TASK DIRECTIONS: The lines to be set down run from the line containing "Serialize everything readable" through the final line of the data below; print them exactly and print nothing else.

GIVEN DATA:
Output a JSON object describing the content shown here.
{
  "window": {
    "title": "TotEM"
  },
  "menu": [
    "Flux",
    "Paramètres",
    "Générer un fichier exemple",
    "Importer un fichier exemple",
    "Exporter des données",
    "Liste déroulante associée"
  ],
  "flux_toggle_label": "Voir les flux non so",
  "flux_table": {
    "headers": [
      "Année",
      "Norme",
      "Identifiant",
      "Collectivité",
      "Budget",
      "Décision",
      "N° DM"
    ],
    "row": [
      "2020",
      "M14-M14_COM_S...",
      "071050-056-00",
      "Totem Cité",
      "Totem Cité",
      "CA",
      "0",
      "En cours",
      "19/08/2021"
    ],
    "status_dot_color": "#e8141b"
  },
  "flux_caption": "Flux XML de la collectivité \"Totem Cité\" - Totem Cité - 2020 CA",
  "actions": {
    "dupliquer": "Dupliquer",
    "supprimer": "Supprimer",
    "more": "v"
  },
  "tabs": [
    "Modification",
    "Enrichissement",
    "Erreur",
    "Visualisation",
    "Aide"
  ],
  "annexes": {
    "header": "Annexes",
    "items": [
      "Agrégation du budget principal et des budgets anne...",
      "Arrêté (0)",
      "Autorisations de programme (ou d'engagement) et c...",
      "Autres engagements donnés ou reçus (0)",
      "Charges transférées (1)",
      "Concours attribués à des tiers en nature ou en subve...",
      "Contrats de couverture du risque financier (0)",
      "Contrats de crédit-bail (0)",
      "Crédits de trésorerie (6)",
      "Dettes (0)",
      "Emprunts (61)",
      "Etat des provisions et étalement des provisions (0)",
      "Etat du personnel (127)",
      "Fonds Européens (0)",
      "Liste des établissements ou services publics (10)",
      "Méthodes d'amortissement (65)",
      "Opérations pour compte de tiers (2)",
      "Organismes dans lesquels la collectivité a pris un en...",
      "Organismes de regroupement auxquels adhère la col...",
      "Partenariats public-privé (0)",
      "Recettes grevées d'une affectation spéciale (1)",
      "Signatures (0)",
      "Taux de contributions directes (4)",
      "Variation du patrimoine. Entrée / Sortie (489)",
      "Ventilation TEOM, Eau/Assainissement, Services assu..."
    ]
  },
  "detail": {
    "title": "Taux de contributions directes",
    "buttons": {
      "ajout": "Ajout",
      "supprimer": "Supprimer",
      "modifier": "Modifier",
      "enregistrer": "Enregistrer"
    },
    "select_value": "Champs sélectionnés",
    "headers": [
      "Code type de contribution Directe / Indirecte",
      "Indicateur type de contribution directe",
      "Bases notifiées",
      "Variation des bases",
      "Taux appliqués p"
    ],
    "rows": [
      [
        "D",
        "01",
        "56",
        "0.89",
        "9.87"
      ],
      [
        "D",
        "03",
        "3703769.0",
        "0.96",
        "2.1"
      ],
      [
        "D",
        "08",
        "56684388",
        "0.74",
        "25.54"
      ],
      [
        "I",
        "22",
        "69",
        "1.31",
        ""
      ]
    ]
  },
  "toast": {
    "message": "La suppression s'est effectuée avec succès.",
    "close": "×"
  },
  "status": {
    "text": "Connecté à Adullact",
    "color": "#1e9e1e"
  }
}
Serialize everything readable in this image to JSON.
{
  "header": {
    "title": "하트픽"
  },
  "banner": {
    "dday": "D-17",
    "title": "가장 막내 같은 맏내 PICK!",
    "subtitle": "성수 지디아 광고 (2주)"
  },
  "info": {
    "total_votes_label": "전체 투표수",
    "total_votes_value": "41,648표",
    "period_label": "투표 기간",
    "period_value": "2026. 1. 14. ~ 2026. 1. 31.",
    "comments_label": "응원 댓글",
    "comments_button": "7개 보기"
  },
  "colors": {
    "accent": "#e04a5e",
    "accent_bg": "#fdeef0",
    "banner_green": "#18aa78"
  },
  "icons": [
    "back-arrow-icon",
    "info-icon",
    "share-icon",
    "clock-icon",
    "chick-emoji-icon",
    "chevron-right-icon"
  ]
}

COMPLETED TASK:
Serialize everything readable in this image to JSON.
{
  "header": {
    "title": "하트픽"
  },
  "banner": {
    "dday": "D-17",
    "title": "가장 막내 같은 맏내 PICK!",
    "subtitle": "성수 지디아 광고 (2주)"
  },
  "info": {
    "total_votes_label": "전체 투표수",
    "total_votes_value": "41,648표",
    "period_label": "투표 기간",
    "period_value": "2026. 1. 14. ~ 2026. 1. 31.",
    "comments_label": "응원 댓글",
    "comments_button": "7개 보기"
  },
  "colors": {
    "accent": "#e04a5e",
    "accent_bg": "#fdeef0",
    "banner_green": "#18aa78"
  },
  "icons": [
    "back-arrow-icon",
    "info-icon",
    "share-icon",
    "clock-icon",
    "chick-emoji-icon",
    "chevron-right-icon"
  ]
}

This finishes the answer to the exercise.